(Records from a collection)
----------------
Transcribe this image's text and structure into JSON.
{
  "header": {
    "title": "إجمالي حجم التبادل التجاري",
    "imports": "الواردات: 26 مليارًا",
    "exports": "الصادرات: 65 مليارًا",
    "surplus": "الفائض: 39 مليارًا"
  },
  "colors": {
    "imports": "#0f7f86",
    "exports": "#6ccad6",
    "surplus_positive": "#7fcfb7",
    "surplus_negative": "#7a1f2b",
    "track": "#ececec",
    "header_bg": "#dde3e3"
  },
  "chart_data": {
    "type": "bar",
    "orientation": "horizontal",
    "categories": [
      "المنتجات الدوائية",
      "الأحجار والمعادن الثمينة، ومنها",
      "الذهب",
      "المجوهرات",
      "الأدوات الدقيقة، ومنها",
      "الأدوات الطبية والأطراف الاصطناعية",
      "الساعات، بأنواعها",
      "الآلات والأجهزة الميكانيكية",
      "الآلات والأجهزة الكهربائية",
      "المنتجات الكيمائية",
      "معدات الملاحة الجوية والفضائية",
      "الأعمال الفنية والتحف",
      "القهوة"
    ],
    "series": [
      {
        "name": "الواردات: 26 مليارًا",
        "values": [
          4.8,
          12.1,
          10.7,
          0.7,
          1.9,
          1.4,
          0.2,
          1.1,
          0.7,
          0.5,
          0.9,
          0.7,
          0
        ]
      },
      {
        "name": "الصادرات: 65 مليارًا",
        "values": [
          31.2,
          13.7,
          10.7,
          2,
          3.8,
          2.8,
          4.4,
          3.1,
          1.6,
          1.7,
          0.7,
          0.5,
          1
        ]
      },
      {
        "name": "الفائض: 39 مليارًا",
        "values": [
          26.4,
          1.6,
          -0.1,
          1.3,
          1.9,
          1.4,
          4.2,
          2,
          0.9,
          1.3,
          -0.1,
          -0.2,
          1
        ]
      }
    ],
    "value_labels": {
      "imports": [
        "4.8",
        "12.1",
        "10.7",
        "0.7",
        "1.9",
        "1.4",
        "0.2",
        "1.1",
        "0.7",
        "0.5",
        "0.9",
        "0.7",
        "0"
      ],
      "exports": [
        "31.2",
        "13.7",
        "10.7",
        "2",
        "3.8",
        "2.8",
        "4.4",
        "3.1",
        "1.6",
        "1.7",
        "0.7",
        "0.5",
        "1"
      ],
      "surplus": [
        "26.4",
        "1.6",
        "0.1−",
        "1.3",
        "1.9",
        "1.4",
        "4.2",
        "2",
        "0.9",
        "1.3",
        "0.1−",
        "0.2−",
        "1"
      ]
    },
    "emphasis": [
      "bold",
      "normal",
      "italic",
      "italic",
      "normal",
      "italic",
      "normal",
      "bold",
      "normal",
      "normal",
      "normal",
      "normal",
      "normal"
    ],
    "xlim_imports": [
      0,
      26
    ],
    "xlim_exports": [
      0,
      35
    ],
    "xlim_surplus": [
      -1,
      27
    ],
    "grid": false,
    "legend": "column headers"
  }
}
----------------
• _Your task_:
Pull out every line of the records above that contains the word "الآلات".

• _Answer to this task_:
      "الآلات والأجهزة الميكانيكية",
      "الآلات والأجهزة الكهربائية",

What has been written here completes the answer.